→ What is required
Could you carry on the forum thread about Cuban cigars from the point where its final post stops?

— BEGIN Page text —

# I am a dead man...



## tecnorobo (Mar 29, 2005)

Well as you know thursday i enjoyed four great habanos
(pl pc, slr pc, boli rc, and party short)

and today i had this selection
pl pc
monte # 5
party 898

and to top that off tonight i found a nice spot to enjoy the early 70's
romeo y julieta that drill gifted me

Guys i'm so screwd it's ... just bad news
not only that i have a 

punch punch
punch petite punch
VR famosos
a San Cristobal pc (i believe thats the size)
and a boli pc waiting for me.

this is very very bad news


----------



## LasciviousXXX (Oct 12, 2004)

Yeah maybe for your credit but GREAT news for you. HEHE

Sounds like you had a good time and are headed down the right path man, xcellent smokes you had tonite. What'd you think of the 70's RyJ? I'm curious to know.

Good for you bro!


----------



## tecnorobo (Mar 29, 2005)

i thought it was going to be extremely mild
and to my surprise it tingled my tongue,
tasted pepper and lots of earthiness...

there was also something definately different about it
probably the 20 plus years! haha


----------



## The Prince (Apr 9, 2005)

Some excellent sticks you listed there.


----------



## altbier (Feb 20, 2005)

how many pizza delivery jobs are you holding down to afford all that?


----------



## RPB67 (Mar 26, 2005)

Those are some great tasting sticks in you list there.


----------



## LiteHedded (Apr 10, 2005)

man where are you getting all these great smokes
I had a monte 5 the other day and really enjoyed it
how'd you like that one?


----------



## One Lonely Smoker (Jan 21, 2005)

tecnorobo said:


> Guys i'm so screwd it's ... just bad news
> not only that i have a
> 
> punch punch
> ...


Come on over baby, WHOLE lotta moochin goin on, lol. You need to pace yourself my young padawan...Use a credit card and order from JR's closeout lines. And then top it off with ONE havana.


----------



## tecnorobo (Mar 29, 2005)

it's not even that,
it's that my older brothers of the leaf are setting me up for destruction.
i'm in trouble, thats all i can say.


----------



## Moglman-cl (May 27, 2005)

Hey tecno... Did you figure out which San Cristobal you had. The El Principe is their pc and it is one terrific, way-too-short smoke. I have a box in the new coolidor and also some for rapid consumption. I haven't yet figured out what elusive description seperates this from other ISOM pc's, but I most definitely like it!!!


----------



## IHT (Dec 27, 2003)

you all should've seen the goofy grin on his face when he left!! 

he had a small box FULL (i think the box was the RyJs from the 70s that drill brough) of cigars when he left....

— END Page text —
— BEGIN Extracted material —

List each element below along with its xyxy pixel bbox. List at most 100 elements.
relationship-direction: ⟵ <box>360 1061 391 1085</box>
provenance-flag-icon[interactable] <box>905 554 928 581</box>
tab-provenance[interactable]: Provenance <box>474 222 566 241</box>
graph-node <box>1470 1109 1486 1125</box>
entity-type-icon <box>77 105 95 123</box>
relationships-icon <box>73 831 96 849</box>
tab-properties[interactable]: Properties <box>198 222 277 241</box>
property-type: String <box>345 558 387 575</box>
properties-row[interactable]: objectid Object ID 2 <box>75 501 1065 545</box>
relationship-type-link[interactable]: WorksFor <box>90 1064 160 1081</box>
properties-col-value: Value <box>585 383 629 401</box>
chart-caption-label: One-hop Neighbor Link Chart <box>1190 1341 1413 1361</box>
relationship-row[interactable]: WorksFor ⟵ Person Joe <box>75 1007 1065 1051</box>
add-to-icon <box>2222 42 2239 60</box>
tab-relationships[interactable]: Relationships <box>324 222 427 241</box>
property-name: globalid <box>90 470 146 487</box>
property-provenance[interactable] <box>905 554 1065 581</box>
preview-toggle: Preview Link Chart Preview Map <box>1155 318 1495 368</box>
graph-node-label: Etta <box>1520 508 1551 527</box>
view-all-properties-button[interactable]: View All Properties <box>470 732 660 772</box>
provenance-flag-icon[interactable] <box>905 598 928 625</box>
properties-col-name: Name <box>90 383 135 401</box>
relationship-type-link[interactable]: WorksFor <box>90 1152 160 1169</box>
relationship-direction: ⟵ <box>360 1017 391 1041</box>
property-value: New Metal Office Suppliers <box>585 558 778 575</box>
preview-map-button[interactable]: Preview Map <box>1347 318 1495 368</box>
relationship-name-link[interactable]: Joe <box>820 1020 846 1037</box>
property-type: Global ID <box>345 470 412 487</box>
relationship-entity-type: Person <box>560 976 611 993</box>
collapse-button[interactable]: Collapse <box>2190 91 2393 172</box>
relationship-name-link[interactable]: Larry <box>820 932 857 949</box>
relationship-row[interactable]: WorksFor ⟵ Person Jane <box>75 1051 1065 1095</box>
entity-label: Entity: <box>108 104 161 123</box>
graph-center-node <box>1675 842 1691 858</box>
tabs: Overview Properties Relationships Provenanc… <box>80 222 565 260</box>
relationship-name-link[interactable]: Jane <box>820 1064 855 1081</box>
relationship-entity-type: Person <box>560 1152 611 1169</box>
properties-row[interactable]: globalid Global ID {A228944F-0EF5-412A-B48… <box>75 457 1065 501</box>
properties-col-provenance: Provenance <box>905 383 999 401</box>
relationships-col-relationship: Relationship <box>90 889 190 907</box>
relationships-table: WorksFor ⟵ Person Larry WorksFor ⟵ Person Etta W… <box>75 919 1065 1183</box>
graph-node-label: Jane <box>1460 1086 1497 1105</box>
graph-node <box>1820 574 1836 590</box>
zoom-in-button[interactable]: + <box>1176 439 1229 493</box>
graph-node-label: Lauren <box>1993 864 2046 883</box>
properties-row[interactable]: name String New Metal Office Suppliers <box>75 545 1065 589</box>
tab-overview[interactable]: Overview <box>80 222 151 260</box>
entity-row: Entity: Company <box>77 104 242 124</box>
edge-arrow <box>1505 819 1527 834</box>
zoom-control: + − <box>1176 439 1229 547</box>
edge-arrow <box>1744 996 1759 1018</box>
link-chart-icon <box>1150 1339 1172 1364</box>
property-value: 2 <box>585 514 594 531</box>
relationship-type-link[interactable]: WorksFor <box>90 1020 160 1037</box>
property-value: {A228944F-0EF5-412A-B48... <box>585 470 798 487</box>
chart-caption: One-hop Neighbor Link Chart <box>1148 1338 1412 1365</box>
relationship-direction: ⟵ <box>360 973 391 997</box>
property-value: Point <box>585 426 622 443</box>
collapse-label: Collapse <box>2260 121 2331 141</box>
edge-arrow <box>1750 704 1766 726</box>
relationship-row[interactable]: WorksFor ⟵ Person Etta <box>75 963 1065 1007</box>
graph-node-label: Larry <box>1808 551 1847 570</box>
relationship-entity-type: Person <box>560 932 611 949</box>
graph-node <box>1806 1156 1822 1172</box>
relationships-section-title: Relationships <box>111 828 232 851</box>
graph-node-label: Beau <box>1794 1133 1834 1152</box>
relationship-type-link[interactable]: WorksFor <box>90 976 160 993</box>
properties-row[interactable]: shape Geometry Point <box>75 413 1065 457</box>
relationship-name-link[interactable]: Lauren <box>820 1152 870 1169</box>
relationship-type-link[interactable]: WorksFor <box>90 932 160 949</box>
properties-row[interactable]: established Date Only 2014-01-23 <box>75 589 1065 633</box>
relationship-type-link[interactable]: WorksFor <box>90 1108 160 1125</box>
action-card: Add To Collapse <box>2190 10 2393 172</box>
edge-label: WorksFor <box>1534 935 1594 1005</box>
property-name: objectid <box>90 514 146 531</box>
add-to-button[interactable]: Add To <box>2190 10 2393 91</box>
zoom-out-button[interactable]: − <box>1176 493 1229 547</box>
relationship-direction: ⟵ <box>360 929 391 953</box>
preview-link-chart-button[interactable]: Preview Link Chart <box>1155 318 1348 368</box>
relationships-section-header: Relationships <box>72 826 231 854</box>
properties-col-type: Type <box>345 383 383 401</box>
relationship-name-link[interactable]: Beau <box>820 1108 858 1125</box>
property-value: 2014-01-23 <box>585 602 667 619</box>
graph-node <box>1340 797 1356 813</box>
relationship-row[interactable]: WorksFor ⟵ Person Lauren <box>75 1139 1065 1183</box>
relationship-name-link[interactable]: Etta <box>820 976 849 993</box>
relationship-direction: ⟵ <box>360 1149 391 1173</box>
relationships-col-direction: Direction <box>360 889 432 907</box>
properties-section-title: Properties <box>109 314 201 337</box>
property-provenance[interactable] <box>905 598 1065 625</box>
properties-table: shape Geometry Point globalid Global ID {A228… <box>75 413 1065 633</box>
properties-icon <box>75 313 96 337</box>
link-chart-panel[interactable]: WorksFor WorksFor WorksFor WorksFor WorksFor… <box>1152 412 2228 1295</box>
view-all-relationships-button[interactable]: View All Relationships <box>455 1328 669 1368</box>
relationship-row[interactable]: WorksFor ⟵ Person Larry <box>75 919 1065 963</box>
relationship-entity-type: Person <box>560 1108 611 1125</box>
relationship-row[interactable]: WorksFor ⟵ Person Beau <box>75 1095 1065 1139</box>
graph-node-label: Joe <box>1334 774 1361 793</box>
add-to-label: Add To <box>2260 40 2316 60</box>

— END Extracted material —

→ Right answer
i do believe the SC is an el principe (which is damn near identical to the boli cj and monte #5 and party short and rascc).

i'll post photos later today.


----------



## tecnorobo (Mar 29, 2005)

so the grin was a little goofy.
i'm sorry, i was just overcome with joy, that is all.


----------



## IHT (Dec 27, 2003)

nah, i think it's just your face...


----------



## tecnorobo (Mar 29, 2005)

what you really need to know is, i had that goofy grin because i crapped my diapers so bad from that 898 that it was running down my leg and i was trying to make sure no one could see it and would pay attention to my face rather than the problem that was at hand.


----------



## Lamar (Dec 12, 1997)

Fabulous sticks. When you are ready to sell off a kidney to buy more cigars, let me know...I may have a buyer.


----------



## Lumpold (Apr 28, 2005)

tecnorobo said:


> what you really need to know is, i had that goofy grin because i crapped my diapers so bad from that 898 that it was running down my leg and i was trying to make sure no one could see it and would pay attention to my face rather than the problem that was at hand.


:r I wish we had a picture of that! Wait. No I don't. u


----------



## icehog3 (Feb 20, 2005)

You smoked as many Habanos in a weekend as I've smoked in my life! LOL!

Good for you, enjoy them!!


----------



## IHT (Dec 27, 2003)

PHOTOS!!

my wife asked me how many cigars i had... i ended up counting 6.
started off with a very old *(70s) Party Londres Finos* gifted by Kerry (drill - too damn generous).
he then handed me a *'91 SLR Lonsdale* (since i handed out a - young in comparison - '03 slr pc)
*punch punch*
*'90 ERDM Demi-Tasse*
*rascc* (from drill again - date unknown)
*el principe*


----------



## coppertop (Dec 29, 2003)

that SCdH is an El Principe....smoke that on a FULL stomach Blake...and you did have a goofy smile on your face, but thats understandable.


----------



## WillyGT (Sep 13, 2004)

Hey Greg and Mike, you guys should drag Tecnorobo to the Socal herf in July. Its gonna be cool getting to know you guys in person .


----------



## tecnorobo (Mar 29, 2005)

haha oh man i'd love to come but i'm not sure what my parents would think if greg and mike came stoppin in my house and kidnapped me to go smoke some stogies with em..

well my mom would flip atleast.
my dad would probably say something like- "sounds like a helluva time!"


----------



## LasciviousXXX (Oct 12, 2004)

Great Photos..... looks like a fun time was had by all.


----------



## PadronMe (Apr 26, 2005)

LasciviousXXX said:


> Great Photos..... looks like a fun time was had by all.


I'll second that. Thats a ot of Habanas over a weeks? period.


----------



## rkt (Dec 12, 1997)

padronme... He had most of those in one day hahahaha!!!

Kerry, Mike and Greg not only pushed him down the slippery slope they greased it up ahead of time!!!

Tecnorobo ended up with the "pass and take" box. I started by throwing some smokes in that weren't my favorites but someone else might like them. Well, there were some puts and takes with more puts than takes and tecnorobo ended up with what was left in a 70's RyJ box.

The kid needs a good humi now.

Nice meeting you Blake. Hope to see you again soon.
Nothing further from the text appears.